EXERCISE DIRECTIONS:
Go through the listing and copy each line with the string "Kossi".

RECORDS FOR THIS TASK:
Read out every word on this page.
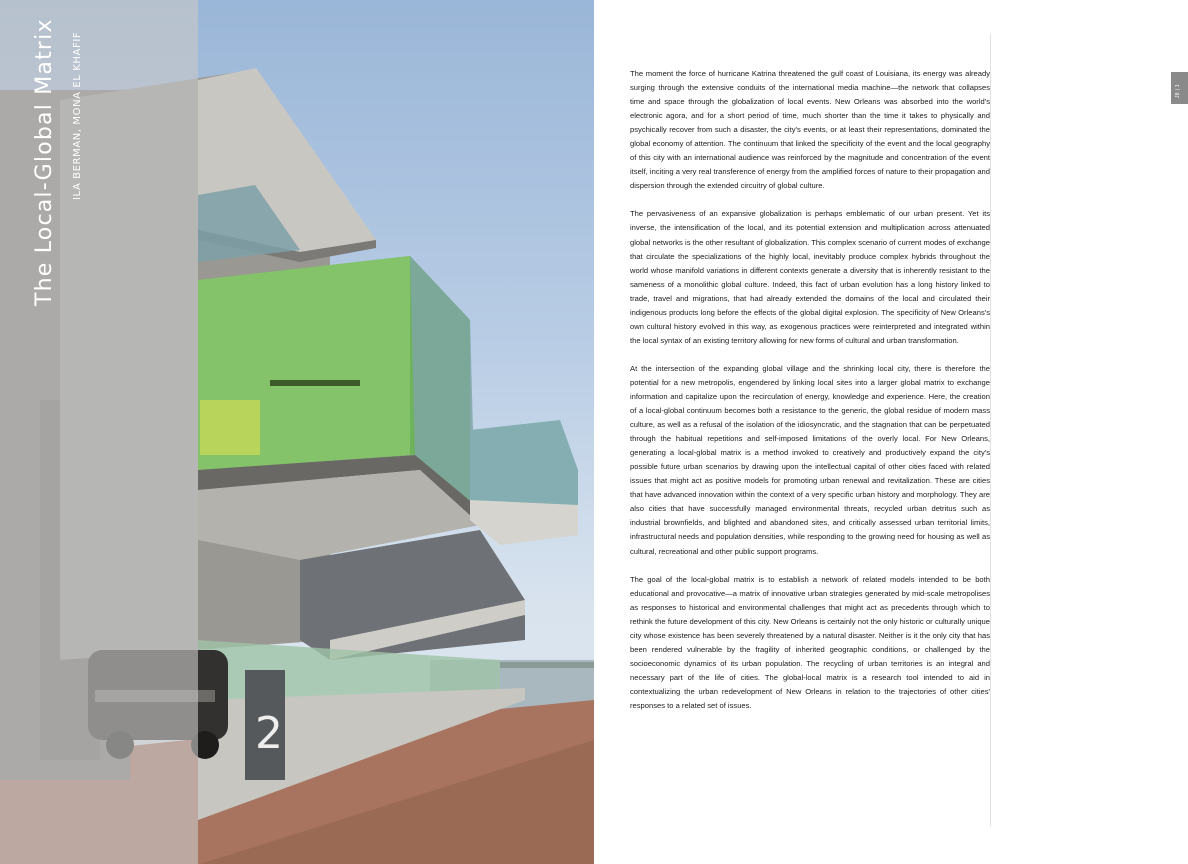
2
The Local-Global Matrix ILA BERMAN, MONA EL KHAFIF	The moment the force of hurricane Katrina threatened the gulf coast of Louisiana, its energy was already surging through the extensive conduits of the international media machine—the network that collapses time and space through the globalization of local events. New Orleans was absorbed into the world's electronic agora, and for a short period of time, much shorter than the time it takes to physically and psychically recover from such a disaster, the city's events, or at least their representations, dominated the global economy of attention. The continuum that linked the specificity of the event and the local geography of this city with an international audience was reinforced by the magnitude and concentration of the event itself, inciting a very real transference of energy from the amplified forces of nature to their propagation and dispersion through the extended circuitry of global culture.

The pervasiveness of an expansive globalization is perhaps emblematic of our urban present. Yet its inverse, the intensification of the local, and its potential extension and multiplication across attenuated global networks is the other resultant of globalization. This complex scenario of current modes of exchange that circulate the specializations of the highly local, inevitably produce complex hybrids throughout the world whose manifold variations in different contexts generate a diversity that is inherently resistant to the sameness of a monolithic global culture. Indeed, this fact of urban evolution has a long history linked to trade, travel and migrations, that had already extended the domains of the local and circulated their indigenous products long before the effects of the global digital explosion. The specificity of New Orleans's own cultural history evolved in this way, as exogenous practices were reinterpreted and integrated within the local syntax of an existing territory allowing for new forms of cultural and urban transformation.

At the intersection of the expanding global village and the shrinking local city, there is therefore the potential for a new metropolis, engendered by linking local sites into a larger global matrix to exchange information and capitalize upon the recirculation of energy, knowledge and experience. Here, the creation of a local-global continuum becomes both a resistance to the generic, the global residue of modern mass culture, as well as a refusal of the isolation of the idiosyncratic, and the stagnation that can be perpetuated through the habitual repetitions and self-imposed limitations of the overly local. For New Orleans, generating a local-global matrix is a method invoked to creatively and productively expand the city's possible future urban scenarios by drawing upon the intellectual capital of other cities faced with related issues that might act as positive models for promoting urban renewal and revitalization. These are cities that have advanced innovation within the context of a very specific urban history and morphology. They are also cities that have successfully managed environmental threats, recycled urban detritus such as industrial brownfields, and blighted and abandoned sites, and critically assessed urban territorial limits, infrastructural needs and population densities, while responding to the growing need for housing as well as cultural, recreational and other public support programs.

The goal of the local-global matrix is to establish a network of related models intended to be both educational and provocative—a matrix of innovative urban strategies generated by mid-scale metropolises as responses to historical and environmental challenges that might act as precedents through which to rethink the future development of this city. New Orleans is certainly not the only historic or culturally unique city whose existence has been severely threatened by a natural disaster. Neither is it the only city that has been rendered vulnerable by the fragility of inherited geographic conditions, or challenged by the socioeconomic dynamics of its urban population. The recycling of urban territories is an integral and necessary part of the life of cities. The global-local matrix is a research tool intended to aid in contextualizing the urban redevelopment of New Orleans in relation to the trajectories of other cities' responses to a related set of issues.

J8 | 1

---

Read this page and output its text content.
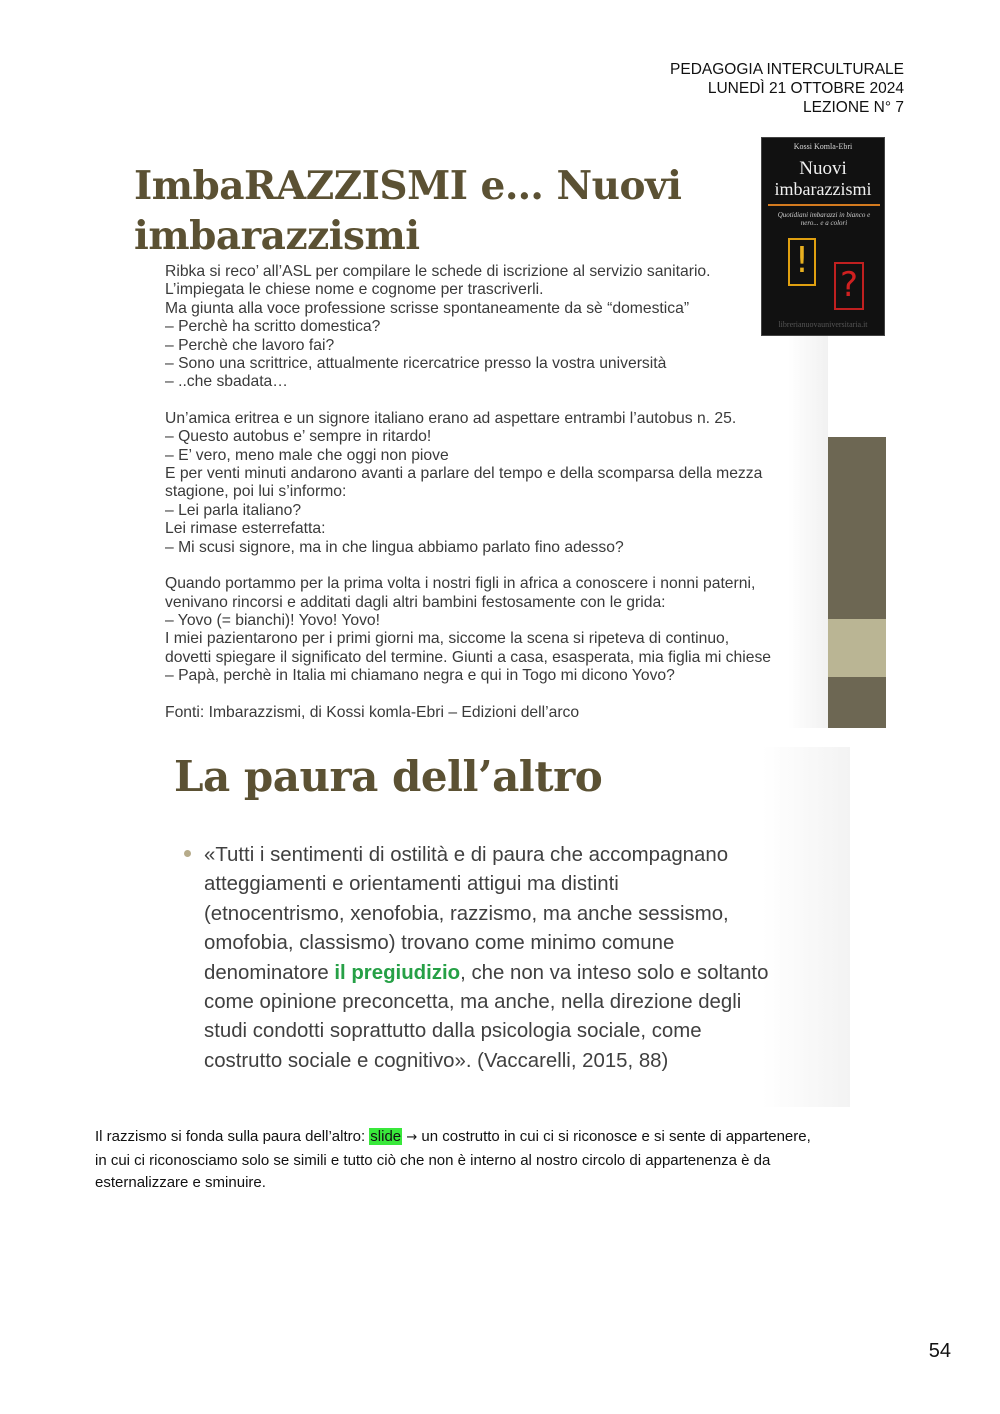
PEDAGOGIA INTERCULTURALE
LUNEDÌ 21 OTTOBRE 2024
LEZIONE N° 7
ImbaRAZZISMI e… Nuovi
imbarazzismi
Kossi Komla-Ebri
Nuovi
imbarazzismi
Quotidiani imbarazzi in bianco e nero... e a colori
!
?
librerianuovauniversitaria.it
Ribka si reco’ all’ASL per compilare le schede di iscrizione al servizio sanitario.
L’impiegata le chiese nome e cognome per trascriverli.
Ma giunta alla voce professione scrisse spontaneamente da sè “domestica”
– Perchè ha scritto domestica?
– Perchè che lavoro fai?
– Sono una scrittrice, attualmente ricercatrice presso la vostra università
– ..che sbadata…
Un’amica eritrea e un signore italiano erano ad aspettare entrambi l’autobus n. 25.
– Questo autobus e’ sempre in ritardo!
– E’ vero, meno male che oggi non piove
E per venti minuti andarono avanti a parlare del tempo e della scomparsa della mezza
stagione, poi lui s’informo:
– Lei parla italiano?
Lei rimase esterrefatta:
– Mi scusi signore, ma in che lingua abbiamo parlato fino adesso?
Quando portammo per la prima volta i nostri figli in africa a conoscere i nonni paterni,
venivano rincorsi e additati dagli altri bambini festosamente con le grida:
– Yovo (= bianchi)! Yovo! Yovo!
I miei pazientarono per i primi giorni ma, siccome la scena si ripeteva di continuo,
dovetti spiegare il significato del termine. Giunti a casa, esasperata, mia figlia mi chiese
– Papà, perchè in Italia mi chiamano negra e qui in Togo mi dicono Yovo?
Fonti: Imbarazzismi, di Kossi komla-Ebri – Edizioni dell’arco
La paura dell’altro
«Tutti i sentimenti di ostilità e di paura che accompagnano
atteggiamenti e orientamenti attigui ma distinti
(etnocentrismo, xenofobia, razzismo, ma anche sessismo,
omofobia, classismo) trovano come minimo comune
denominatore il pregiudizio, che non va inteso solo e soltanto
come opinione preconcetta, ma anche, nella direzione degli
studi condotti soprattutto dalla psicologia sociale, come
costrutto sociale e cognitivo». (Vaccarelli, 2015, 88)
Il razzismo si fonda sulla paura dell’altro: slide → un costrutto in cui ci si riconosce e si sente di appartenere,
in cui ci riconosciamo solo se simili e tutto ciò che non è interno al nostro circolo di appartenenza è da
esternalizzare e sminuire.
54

RESPONSE:
Kossi Komla-Ebri
Fonti: Imbarazzismi, di Kossi komla-Ebri – Edizioni dell’arco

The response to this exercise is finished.